-------- Given entries

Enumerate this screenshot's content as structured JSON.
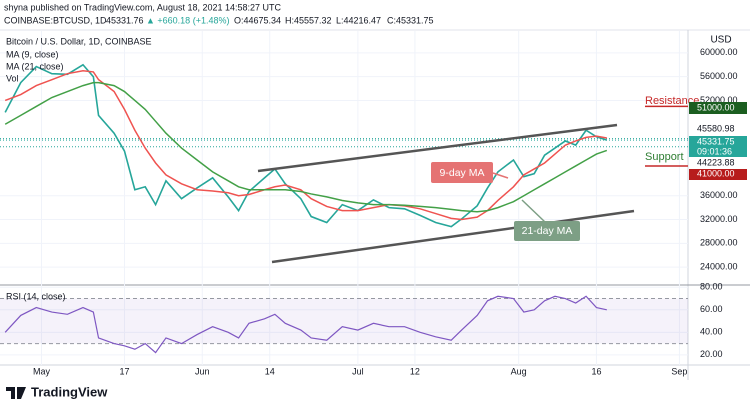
{
  "header": {
    "published": "shyna published on TradingView.com, August 18, 2021 14:58:27 UTC",
    "symbol": "COINBASE:BTCUSD, 1D",
    "last": "45331.76",
    "change": "▲ +660.18 (+1.48%)",
    "open": "O:44675.34",
    "high": "H:45557.32",
    "low": "L:44216.47",
    "close": "C:45331.75"
  },
  "footer": {
    "brand": "TradingView"
  },
  "chart_data": [
    {
      "type": "line",
      "unit": "USD",
      "volume_label": "Vol",
      "x": [
        "2021-04-24",
        "2021-04-27",
        "2021-04-30",
        "2021-05-03",
        "2021-05-06",
        "2021-05-09",
        "2021-05-11",
        "2021-05-12",
        "2021-05-15",
        "2021-05-17",
        "2021-05-19",
        "2021-05-21",
        "2021-05-23",
        "2021-05-25",
        "2021-05-28",
        "2021-05-31",
        "2021-06-03",
        "2021-06-06",
        "2021-06-08",
        "2021-06-10",
        "2021-06-13",
        "2021-06-15",
        "2021-06-17",
        "2021-06-20",
        "2021-06-22",
        "2021-06-25",
        "2021-06-28",
        "2021-07-01",
        "2021-07-04",
        "2021-07-07",
        "2021-07-10",
        "2021-07-13",
        "2021-07-16",
        "2021-07-19",
        "2021-07-21",
        "2021-07-24",
        "2021-07-26",
        "2021-07-28",
        "2021-07-31",
        "2021-08-02",
        "2021-08-04",
        "2021-08-06",
        "2021-08-08",
        "2021-08-10",
        "2021-08-12",
        "2021-08-14",
        "2021-08-16",
        "2021-08-18"
      ],
      "xlim": [
        "2021-04-23",
        "2021-09-04"
      ],
      "series": [
        {
          "name": "Bitcoin / U.S. Dollar, 1D, COINBASE",
          "color": "#26a69a",
          "width": 1.6,
          "values": [
            50000,
            55000,
            57700,
            56500,
            56400,
            58000,
            56000,
            49500,
            46500,
            43500,
            37000,
            37500,
            34500,
            38500,
            35500,
            37300,
            39000,
            35800,
            33500,
            36700,
            39000,
            40500,
            38000,
            35500,
            32500,
            31500,
            34500,
            33500,
            35300,
            34000,
            33800,
            32700,
            31500,
            30800,
            32100,
            34300,
            37300,
            40000,
            42000,
            39200,
            39700,
            42800,
            44000,
            45200,
            44500,
            47000,
            45900,
            45331.75
          ]
        },
        {
          "name": "MA (9, close)",
          "color": "#ef5350",
          "width": 1.5,
          "values": [
            52000,
            53000,
            54500,
            55500,
            56500,
            57000,
            56800,
            55500,
            53500,
            50500,
            47000,
            44000,
            41500,
            39500,
            38000,
            37000,
            36800,
            36500,
            36000,
            36200,
            37000,
            37500,
            37800,
            37000,
            35500,
            34200,
            33500,
            33500,
            34000,
            34500,
            34300,
            33800,
            33000,
            32200,
            32000,
            32400,
            33500,
            35200,
            37500,
            39500,
            40500,
            41500,
            43000,
            44500,
            45200,
            45800,
            46000,
            45700
          ]
        },
        {
          "name": "MA (21, close)",
          "color": "#43a047",
          "width": 1.5,
          "values": [
            48000,
            49500,
            51000,
            52500,
            53500,
            54500,
            55000,
            55000,
            54500,
            53500,
            52000,
            50500,
            48500,
            46500,
            44000,
            42000,
            40000,
            38500,
            37500,
            37000,
            37000,
            37000,
            37000,
            36700,
            36300,
            35800,
            35200,
            34800,
            34500,
            34500,
            34400,
            34200,
            34000,
            33700,
            33500,
            33300,
            33500,
            34000,
            35000,
            36000,
            37000,
            38000,
            39000,
            40000,
            41000,
            42000,
            43000,
            43600
          ]
        }
      ],
      "ylim": [
        21000,
        63000
      ],
      "yticks": [
        {
          "value": 24000,
          "label": "24000.00"
        },
        {
          "value": 28000,
          "label": "28000.00"
        },
        {
          "value": 32000,
          "label": "32000.00"
        },
        {
          "value": 36000,
          "label": "36000.00"
        },
        {
          "value": 52000,
          "label": "52000.00"
        },
        {
          "value": 56000,
          "label": "56000.00"
        },
        {
          "value": 60000,
          "label": "60000.00"
        }
      ],
      "grid": true,
      "levels": [
        {
          "name": "Resistance",
          "value": 51000,
          "label": "51000.00",
          "color": "#1b5e20",
          "text_color": "#c62828"
        },
        {
          "name": "Support",
          "value": 41000,
          "label": "41000.00",
          "color": "#b71c1c",
          "text_color": "#2e7d32"
        }
      ],
      "markers": [
        {
          "value": 45580.98,
          "label": "45580.98",
          "color": "#ffffff",
          "text_color": "#131722"
        },
        {
          "value": 45331.75,
          "label": "45331.75",
          "sub": "09:01:36",
          "color": "#26a69a",
          "text_color": "#ffffff"
        },
        {
          "value": 44223.88,
          "label": "44223.88",
          "color": "#ffffff",
          "text_color": "#131722"
        }
      ],
      "annotations": [
        {
          "text": "9-day MA",
          "color": "#e57373"
        },
        {
          "text": "21-day MA",
          "color": "#7d9f85"
        }
      ]
    },
    {
      "type": "line",
      "title": "RSI (14, close)",
      "x": [
        "2021-04-24",
        "2021-04-27",
        "2021-04-30",
        "2021-05-03",
        "2021-05-06",
        "2021-05-09",
        "2021-05-11",
        "2021-05-12",
        "2021-05-15",
        "2021-05-17",
        "2021-05-19",
        "2021-05-21",
        "2021-05-23",
        "2021-05-25",
        "2021-05-28",
        "2021-05-31",
        "2021-06-03",
        "2021-06-06",
        "2021-06-08",
        "2021-06-10",
        "2021-06-13",
        "2021-06-15",
        "2021-06-17",
        "2021-06-20",
        "2021-06-22",
        "2021-06-25",
        "2021-06-28",
        "2021-07-01",
        "2021-07-04",
        "2021-07-07",
        "2021-07-10",
        "2021-07-13",
        "2021-07-16",
        "2021-07-19",
        "2021-07-21",
        "2021-07-24",
        "2021-07-26",
        "2021-07-28",
        "2021-07-31",
        "2021-08-02",
        "2021-08-04",
        "2021-08-06",
        "2021-08-08",
        "2021-08-10",
        "2021-08-12",
        "2021-08-14",
        "2021-08-16",
        "2021-08-18"
      ],
      "xlim": [
        "2021-04-23",
        "2021-09-04"
      ],
      "xticks": [
        {
          "value": "2021-05-01",
          "label": "May"
        },
        {
          "value": "2021-05-17",
          "label": "17"
        },
        {
          "value": "2021-06-01",
          "label": "Jun"
        },
        {
          "value": "2021-06-14",
          "label": "14"
        },
        {
          "value": "2021-07-01",
          "label": "Jul"
        },
        {
          "value": "2021-07-12",
          "label": "12"
        },
        {
          "value": "2021-08-01",
          "label": "Aug"
        },
        {
          "value": "2021-08-16",
          "label": "16"
        },
        {
          "value": "2021-09-01",
          "label": "Sep"
        }
      ],
      "series": [
        {
          "color": "#7e57c2",
          "width": 1.2,
          "values": [
            40,
            55,
            62,
            58,
            56,
            62,
            58,
            35,
            30,
            28,
            25,
            30,
            22,
            35,
            30,
            38,
            45,
            40,
            35,
            48,
            52,
            56,
            48,
            42,
            35,
            33,
            45,
            42,
            48,
            45,
            45,
            40,
            36,
            33,
            42,
            55,
            68,
            72,
            70,
            58,
            60,
            68,
            72,
            70,
            66,
            72,
            62,
            60
          ]
        }
      ],
      "ylim": [
        11,
        82
      ],
      "yticks": [
        {
          "value": 20,
          "label": "20.00"
        },
        {
          "value": 40,
          "label": "40.00"
        },
        {
          "value": 60,
          "label": "60.00"
        },
        {
          "value": 80,
          "label": "80.00"
        }
      ],
      "band": [
        30,
        70
      ],
      "band_color": "#7e57c2"
    }
  ]
}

----------------

To do: From the listing above, copy all lines holding the word "name".

Reply to the task:
          "name": "Bitcoin / U.S. Dollar, 1D, COINBASE",
          "name": "MA (9, close)",
          "name": "MA (21, close)",
          "name": "Resistance",
          "name": "Support",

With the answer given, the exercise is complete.